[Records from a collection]
■ ■ ■ ■ ■ ■ ■
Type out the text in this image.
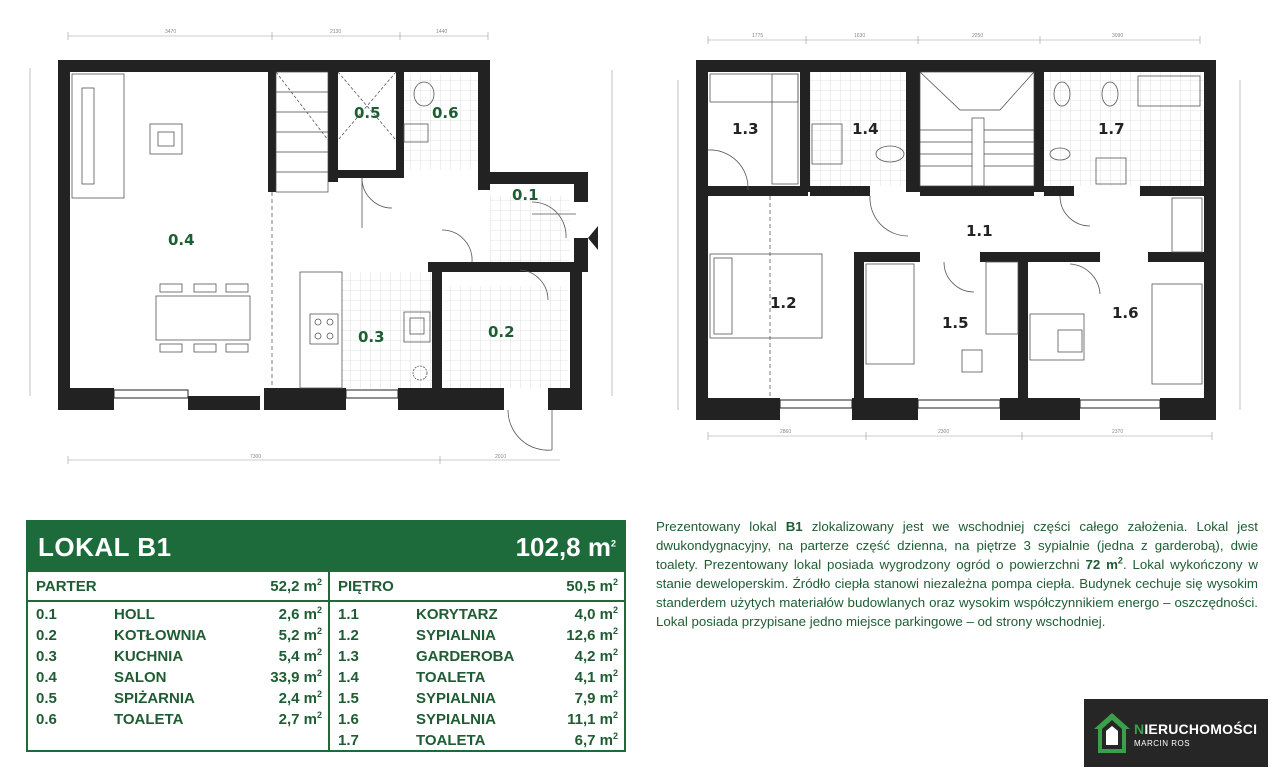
3470	2130	1440
7300	2010
0.4
0.5	0.6
0.1
0.3	0.2
1775	1630	2250	3090
2860	2300	2370
1.3	1.4	1.7
1.1
1.2
1.5
1.6
LOKAL B1	102,8 $m^2$
PARTER	52,2 $m^2$
0.1	HOLL	2,6 $m^2$
0.2	KOTŁOWNIA	5,2 $m^2$
0.3	KUCHNIA	5,4 $m^2$
0.4	SALON	33,9 $m^2$
0.5	SPIŻARNIA	2,4 $m^2$
0.6	TOALETA	2,7 $m^2$
PIĘTRO	50,5 $m^2$
1.1	KORYTARZ	4,0 $m^2$
1.2	SYPIALNIA	12,6 $m^2$
1.3	GARDEROBA	4,2 $m^2$
1.4	TOALETA	4,1 $m^2$
1.5	SYPIALNIA	7,9 $m^2$
1.6	SYPIALNIA	11,1 $m^2$
1.7	TOALETA	6,7 $m^2$
Prezentowany lokal B1 zlokalizowany jest we wschodniej części całego założenia. Lokal jest dwukondygnacyjny, na parterze część dzienna, na piętrze 3 sypialnie (jedna z garderobą), dwie toalety. Prezentowany lokal posiada wygrodzony ogród o powierzchni 72 $m^2$. Lokal wykończony w stanie deweloperskim. Źródło ciepła stanowi niezależna pompa ciepła. Budynek cechuje się wysokim standerdem użytych materiałów budowlanych oraz wysokim współczynnikiem energo – oszczędności. Lokal posiada przypisane jedno miejsce parkingowe – od strony wschodniej.
NIERUCHOMOŚCI
MARCIN ROS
■ ■ ■ ■ ■ ■ ■
- STATED TASK
Identify each line in the entries with the word "TOALETA" and copy it.

- SOLUTION FOR THIS TASK
0.6	TOALETA	2,7 $m^2$
1.4	TOALETA	4,1 $m^2$
1.7	TOALETA	6,7 $m^2$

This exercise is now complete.